• Task prompt: In the mistrial passage, what did the state argue the trial court had the opportunity to observe?

• Extract to read:

During its argument in the trial court the state argued that the trial court “also had the opportunity to observe medical personnel come into the building and remove [Halapin] on a stretcher.”

Counsel have not directed us to any reported decision where the witness, whose indisposition generated a later mistrial, became ill while actually testifying at the trial. Cf. United States ex rel. Gibson v. Ziegele, 479 F.2d 773 (3d Cir.), cert. denied, 414 U.S. 1008, 94 S. Ct. 370, 38 L. Ed. 2d 246 (1973); Routh v. United States, 483 A.2d 638 (D.C. App. 1984); People v. Castro, 657 P.2d 932 (Colo. 1983); Hall v. Potoker, 49 N.Y.2d 501, 403 N.E.2d 1210, 427 N.Y.S.2d 211 (1980); State v. Misten, 26 Or. App. 681, 554 P.2d 584 (1976).

A trial judge has acted within his sound discretion in rejecting possible alternatives in granting a mistrial if reasonable judges could differ about the proper disposition, even where, “[i]n a strict literal sense, the mistrial [is] not necessary.” Cherry v. Director, State Board of Corrections, 635 F.2d 414, 419 (5th Cir.), cert. denied, 454 U.S. 840, 102 S. Ct. 150, 70 L. Ed. 2d 124 (1981); Arizona v. Washington, 434 U.S. 497, 511, 98 S. Ct. 824, 54 L. Ed. 2d 717 (1978); Grandberry v. Bonner, 653 F.2d 1010, 1014, reh. denied, 660 F.2d 497 (5th Cir. 1981).

• Data listing:
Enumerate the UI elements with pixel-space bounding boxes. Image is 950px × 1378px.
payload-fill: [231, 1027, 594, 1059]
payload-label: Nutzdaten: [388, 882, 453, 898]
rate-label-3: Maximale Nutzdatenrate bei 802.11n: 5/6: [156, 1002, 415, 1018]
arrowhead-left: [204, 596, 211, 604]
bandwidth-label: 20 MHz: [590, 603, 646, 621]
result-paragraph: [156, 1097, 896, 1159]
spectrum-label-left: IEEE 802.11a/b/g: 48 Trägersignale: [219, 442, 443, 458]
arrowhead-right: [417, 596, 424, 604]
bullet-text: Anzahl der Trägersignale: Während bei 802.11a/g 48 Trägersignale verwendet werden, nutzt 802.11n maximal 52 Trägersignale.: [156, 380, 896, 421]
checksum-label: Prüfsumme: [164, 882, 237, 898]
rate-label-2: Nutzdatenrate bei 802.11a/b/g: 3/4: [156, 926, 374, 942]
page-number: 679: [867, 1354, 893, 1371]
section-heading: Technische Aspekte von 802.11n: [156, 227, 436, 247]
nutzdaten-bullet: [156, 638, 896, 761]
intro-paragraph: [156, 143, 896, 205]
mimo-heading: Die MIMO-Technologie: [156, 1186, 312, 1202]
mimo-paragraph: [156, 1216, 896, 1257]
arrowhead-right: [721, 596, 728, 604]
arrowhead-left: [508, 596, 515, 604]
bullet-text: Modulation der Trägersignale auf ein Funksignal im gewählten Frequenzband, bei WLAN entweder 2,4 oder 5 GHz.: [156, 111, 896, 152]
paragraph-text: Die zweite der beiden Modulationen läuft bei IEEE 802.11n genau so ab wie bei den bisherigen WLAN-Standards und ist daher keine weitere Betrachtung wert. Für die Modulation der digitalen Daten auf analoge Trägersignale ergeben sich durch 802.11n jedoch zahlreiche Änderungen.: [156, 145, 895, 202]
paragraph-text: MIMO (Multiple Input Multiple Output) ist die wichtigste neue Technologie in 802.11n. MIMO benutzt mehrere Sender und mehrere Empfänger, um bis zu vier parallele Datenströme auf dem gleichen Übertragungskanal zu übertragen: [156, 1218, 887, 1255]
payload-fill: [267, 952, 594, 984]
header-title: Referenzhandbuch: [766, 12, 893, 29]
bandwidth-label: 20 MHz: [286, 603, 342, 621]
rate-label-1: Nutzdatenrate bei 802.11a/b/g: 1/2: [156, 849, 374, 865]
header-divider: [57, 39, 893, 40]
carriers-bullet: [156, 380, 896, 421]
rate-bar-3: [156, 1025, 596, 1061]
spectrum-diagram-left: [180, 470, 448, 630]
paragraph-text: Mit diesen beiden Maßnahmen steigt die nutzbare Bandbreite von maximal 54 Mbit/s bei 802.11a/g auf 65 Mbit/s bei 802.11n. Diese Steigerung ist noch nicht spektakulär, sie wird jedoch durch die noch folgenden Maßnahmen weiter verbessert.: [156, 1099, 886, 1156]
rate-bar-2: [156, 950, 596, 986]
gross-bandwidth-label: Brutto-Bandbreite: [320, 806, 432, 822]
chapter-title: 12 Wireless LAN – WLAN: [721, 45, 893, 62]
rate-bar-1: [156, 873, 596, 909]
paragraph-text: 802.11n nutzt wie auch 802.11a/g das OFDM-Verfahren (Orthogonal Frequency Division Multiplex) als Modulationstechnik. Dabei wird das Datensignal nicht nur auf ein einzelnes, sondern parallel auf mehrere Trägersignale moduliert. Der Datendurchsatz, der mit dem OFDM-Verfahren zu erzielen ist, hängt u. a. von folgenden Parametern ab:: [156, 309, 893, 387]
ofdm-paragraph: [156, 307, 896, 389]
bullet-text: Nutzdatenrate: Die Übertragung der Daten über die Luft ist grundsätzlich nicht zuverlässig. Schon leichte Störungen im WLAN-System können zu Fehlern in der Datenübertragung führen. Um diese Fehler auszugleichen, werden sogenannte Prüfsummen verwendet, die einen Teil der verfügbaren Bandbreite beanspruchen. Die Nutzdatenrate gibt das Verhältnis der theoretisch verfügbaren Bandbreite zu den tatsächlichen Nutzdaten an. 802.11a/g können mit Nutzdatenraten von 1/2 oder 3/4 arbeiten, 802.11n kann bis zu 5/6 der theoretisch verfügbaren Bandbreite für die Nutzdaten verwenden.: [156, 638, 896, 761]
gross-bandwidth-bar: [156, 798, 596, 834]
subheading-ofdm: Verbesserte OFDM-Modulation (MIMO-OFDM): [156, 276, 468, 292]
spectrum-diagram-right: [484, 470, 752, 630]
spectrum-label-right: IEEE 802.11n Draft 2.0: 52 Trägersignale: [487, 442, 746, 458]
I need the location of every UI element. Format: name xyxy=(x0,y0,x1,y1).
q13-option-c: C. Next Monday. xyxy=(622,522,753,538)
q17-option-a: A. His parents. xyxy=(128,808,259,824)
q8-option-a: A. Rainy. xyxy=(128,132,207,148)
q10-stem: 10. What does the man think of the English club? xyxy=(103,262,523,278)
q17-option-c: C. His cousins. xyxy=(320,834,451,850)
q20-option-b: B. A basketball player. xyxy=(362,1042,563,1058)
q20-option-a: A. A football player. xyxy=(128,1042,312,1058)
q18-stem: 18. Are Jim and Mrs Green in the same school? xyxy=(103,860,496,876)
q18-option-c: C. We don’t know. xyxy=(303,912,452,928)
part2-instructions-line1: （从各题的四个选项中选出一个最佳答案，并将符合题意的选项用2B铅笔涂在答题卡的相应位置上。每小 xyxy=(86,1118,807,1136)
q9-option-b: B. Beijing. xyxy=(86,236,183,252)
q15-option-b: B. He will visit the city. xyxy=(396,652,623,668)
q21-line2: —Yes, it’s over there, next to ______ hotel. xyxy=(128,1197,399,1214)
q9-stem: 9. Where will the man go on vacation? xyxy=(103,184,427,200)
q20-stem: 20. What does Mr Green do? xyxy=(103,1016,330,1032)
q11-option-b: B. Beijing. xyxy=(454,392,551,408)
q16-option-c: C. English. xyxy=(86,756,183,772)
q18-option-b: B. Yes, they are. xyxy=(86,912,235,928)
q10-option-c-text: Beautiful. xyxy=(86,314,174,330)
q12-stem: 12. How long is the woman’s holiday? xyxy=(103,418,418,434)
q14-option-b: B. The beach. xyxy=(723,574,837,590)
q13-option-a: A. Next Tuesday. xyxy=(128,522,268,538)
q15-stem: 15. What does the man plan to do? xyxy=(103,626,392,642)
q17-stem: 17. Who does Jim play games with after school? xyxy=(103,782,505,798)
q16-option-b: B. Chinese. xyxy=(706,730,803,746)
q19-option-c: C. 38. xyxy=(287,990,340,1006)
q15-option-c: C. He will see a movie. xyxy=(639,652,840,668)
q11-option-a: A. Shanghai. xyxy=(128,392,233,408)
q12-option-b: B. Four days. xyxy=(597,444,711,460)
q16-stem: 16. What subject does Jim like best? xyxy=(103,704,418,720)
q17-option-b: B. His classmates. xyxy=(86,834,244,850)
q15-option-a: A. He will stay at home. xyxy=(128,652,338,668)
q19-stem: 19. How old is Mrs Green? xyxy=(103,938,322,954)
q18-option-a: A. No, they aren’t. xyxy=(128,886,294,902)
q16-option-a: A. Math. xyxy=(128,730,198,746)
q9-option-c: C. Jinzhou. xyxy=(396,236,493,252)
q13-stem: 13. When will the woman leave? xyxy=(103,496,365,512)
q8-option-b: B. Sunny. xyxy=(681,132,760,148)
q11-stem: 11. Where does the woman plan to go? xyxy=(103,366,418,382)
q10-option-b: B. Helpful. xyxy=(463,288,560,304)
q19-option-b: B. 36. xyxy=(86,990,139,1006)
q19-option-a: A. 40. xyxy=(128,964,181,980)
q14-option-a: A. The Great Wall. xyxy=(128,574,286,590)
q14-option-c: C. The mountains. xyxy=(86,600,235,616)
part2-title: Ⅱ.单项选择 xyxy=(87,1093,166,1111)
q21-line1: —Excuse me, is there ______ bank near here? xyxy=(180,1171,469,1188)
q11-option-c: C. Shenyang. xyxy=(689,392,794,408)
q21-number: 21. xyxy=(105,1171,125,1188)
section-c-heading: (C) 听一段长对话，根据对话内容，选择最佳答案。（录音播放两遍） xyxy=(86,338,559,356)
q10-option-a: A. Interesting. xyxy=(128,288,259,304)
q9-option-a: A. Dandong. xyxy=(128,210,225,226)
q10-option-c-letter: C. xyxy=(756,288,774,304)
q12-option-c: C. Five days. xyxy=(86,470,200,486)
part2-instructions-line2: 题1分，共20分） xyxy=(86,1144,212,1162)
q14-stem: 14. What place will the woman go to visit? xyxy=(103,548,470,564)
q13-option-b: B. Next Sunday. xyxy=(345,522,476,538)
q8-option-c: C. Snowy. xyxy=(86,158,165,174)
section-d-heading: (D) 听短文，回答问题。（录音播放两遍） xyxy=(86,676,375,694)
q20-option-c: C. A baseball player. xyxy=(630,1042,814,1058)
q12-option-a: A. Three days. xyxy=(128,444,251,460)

• Reply: Medical personnel coming into the building and removing Halapin on a stretcher.